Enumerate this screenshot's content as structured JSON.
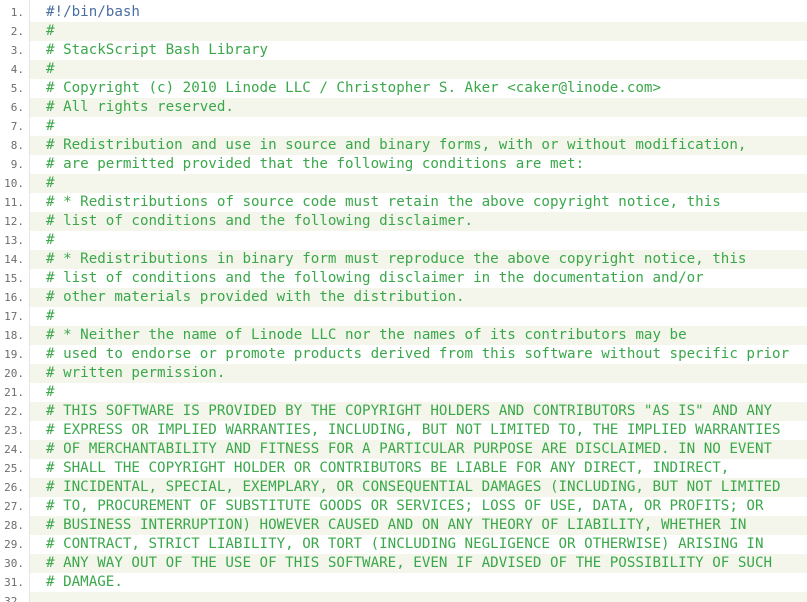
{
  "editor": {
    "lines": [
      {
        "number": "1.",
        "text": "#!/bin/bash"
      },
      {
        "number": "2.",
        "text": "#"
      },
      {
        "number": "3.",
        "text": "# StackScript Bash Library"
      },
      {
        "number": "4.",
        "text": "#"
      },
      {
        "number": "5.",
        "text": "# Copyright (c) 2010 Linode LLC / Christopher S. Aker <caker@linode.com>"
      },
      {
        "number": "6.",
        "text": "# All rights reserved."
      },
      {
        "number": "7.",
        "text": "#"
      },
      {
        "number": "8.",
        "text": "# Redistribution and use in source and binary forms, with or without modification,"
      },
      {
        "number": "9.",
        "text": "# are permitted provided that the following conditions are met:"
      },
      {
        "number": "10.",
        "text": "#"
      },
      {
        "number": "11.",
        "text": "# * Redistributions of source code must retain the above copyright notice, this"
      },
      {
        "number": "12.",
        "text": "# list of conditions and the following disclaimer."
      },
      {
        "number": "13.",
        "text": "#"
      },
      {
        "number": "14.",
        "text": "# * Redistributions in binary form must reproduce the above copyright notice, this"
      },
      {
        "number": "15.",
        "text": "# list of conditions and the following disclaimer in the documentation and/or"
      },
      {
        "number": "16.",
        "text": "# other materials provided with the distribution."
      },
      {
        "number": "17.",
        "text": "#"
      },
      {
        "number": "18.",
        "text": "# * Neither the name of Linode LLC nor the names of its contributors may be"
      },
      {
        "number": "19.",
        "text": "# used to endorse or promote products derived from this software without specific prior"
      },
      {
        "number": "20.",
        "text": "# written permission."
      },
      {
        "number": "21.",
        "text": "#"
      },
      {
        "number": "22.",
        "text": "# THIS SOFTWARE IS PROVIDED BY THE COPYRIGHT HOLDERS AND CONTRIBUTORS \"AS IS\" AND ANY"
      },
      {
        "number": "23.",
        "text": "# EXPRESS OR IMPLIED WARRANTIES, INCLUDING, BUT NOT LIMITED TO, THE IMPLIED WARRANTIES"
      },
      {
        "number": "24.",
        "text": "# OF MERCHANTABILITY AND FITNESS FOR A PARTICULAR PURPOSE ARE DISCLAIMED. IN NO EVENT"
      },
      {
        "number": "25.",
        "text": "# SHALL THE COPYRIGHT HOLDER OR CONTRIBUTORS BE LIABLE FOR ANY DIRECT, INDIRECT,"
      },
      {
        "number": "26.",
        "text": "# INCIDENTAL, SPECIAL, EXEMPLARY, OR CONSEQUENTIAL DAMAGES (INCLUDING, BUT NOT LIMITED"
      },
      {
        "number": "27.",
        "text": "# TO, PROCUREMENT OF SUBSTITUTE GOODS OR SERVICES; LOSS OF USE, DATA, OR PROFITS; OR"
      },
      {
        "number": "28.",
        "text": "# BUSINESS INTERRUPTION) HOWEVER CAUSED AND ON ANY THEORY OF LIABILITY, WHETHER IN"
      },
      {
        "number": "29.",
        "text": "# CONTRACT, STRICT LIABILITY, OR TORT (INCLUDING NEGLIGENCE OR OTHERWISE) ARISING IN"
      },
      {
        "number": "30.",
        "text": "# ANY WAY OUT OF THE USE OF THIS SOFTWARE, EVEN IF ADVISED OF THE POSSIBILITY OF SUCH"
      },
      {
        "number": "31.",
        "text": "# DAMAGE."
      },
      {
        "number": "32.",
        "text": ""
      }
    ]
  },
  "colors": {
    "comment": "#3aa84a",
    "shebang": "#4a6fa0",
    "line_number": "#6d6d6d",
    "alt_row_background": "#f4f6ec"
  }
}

..........

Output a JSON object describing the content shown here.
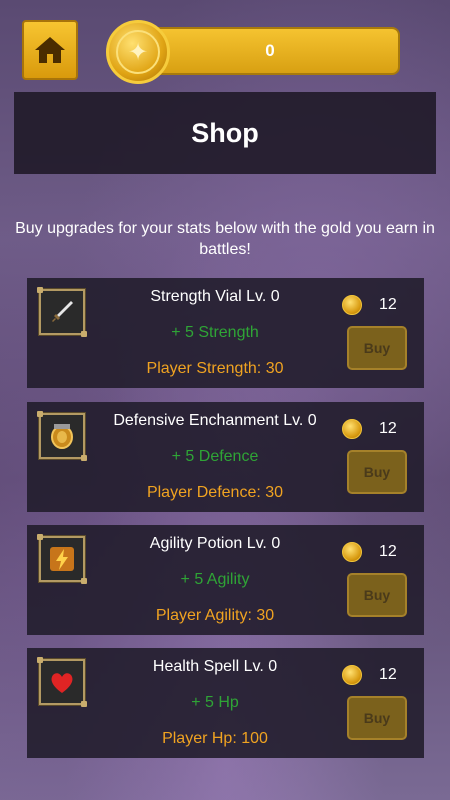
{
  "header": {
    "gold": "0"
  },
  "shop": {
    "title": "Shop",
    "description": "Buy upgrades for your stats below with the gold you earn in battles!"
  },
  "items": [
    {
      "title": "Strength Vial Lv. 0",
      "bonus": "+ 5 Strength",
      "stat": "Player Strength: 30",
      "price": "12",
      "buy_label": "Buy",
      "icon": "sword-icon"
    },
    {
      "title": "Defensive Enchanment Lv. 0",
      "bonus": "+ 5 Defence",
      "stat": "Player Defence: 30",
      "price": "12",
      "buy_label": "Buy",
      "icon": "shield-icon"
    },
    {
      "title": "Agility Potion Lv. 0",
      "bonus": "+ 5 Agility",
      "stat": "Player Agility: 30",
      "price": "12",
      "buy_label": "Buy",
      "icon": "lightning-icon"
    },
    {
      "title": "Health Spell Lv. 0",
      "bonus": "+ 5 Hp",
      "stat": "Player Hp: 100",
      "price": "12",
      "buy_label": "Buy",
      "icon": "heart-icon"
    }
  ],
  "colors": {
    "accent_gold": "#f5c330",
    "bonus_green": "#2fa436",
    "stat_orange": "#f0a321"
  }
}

..........

Check every line of the listing for the string "above" and report how many lines have it, as a number alone.

◆ Answer to this problem
2